Task to complete - Gather up all lines that carry the word "Views".
***** Material supplied *****
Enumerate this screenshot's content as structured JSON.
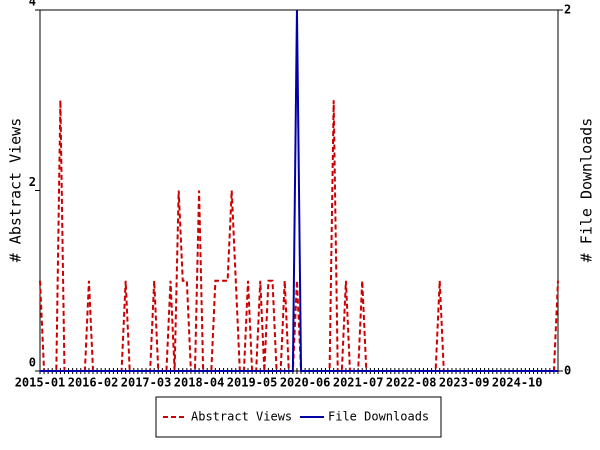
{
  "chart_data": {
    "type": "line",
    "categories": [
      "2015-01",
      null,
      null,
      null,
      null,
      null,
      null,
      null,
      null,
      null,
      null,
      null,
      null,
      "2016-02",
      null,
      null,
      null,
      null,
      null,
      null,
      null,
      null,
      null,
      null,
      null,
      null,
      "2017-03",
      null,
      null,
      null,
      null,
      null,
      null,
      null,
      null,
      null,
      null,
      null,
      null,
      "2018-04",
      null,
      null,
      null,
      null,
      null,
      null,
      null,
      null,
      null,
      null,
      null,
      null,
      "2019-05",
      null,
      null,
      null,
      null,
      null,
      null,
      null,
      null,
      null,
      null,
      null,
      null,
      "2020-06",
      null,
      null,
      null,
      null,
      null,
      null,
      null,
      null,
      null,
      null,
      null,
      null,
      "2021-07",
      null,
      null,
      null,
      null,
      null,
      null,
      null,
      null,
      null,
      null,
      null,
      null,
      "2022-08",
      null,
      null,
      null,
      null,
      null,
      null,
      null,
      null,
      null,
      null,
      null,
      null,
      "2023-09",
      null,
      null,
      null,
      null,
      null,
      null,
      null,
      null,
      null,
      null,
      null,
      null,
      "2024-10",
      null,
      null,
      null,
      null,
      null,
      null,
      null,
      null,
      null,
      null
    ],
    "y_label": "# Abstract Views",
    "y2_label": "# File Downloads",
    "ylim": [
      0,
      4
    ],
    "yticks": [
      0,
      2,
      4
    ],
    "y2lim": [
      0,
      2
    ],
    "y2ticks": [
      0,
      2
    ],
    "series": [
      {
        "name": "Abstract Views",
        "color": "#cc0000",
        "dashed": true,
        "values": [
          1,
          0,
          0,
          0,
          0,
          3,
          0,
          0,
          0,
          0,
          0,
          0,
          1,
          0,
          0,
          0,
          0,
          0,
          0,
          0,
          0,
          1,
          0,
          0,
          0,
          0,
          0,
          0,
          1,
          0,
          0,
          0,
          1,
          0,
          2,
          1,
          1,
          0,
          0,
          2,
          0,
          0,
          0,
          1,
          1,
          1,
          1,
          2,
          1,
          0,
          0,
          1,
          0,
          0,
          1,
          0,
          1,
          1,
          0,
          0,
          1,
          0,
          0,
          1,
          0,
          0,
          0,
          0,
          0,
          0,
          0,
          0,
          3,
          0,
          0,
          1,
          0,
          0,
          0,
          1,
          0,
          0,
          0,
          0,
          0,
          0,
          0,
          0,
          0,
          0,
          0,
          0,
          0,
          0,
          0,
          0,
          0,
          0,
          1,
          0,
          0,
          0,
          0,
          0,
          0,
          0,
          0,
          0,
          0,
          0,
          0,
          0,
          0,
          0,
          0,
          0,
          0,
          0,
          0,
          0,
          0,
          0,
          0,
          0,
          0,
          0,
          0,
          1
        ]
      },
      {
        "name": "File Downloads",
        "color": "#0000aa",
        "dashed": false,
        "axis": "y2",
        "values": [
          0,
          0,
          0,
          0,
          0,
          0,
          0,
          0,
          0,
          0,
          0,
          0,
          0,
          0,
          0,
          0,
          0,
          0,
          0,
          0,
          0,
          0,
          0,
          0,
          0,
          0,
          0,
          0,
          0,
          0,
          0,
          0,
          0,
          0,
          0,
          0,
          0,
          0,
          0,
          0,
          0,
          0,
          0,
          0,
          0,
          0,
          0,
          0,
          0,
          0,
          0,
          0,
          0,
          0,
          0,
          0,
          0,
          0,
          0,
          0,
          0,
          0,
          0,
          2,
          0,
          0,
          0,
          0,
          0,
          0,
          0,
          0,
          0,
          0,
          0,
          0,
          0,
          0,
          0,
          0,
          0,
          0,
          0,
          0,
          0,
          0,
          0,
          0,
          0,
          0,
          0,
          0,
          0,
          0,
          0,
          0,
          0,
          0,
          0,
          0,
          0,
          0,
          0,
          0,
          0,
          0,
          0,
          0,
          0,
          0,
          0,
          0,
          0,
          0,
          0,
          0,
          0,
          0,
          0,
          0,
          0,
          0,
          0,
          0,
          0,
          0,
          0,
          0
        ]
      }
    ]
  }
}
*****
***** Material supplied *****
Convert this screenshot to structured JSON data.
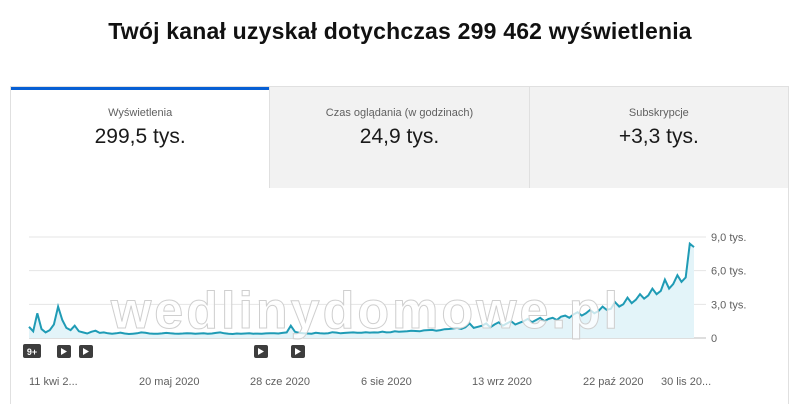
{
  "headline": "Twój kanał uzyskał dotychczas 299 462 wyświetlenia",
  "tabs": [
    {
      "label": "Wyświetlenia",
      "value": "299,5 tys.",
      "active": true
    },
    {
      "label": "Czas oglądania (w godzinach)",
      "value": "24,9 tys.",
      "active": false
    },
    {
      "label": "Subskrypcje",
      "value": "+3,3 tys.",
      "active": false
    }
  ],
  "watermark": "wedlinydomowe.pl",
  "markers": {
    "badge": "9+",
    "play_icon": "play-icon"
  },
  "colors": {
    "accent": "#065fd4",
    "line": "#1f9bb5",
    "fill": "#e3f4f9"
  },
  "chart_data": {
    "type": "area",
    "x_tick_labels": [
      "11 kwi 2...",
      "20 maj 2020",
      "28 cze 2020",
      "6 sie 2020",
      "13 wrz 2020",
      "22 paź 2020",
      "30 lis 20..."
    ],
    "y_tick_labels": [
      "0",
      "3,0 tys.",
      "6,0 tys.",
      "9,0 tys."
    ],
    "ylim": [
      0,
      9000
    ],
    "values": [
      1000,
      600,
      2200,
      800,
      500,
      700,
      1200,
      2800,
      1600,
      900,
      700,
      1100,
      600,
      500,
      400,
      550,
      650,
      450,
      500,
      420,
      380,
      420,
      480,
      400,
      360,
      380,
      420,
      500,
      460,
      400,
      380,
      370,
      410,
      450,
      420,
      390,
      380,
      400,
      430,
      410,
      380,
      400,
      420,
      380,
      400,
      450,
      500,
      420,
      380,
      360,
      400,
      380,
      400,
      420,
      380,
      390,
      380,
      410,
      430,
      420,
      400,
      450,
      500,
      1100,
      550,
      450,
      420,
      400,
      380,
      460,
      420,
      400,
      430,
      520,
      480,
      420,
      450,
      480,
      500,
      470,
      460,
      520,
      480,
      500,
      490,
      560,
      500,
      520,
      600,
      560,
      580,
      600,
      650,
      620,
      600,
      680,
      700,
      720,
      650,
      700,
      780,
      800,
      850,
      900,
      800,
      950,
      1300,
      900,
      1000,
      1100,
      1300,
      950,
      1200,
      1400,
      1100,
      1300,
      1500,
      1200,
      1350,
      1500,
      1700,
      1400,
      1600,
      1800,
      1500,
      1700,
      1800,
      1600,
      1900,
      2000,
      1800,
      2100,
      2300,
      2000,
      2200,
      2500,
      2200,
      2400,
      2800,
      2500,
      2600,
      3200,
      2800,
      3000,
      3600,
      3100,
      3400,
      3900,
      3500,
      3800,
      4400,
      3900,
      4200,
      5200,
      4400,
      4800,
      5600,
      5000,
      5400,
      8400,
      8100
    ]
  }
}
*****
***** Material supplied *****
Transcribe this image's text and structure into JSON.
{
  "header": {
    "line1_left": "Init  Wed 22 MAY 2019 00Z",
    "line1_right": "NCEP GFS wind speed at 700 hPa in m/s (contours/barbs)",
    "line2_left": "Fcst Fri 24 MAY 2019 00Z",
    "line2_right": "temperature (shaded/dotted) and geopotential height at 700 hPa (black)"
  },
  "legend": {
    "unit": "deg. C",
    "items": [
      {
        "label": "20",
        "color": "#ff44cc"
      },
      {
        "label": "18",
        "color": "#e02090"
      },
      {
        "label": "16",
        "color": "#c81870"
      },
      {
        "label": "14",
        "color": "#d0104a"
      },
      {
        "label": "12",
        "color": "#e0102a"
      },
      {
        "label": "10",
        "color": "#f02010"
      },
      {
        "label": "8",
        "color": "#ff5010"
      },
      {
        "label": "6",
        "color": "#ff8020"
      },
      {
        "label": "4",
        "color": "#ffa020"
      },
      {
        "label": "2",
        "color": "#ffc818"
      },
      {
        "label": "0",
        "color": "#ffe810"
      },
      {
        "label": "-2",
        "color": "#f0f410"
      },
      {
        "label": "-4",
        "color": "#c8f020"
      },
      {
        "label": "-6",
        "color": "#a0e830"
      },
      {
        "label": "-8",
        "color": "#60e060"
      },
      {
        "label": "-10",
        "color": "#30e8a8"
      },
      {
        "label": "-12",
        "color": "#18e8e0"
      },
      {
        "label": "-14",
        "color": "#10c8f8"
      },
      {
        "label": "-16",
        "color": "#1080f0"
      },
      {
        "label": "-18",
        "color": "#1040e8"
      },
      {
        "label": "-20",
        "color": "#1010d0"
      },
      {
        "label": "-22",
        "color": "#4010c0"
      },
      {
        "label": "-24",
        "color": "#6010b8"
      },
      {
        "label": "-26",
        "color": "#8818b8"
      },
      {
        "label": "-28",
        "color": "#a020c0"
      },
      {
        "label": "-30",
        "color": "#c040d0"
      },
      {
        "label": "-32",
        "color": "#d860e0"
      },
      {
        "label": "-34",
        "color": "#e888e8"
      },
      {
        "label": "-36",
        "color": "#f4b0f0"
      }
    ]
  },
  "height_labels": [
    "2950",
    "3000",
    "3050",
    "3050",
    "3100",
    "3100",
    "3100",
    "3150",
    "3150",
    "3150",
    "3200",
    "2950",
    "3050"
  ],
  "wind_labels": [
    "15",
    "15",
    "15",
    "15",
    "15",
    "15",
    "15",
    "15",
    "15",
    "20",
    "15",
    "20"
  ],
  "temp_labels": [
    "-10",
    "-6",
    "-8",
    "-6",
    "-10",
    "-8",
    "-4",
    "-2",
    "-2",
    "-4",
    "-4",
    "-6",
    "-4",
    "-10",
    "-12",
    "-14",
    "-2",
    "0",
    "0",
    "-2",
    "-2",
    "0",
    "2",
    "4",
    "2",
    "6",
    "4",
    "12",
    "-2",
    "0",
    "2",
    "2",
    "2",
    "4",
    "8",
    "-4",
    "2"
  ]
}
*****
Answer to this problem -
    "y_label": "# Abstract Views",
        "name": "Abstract Views",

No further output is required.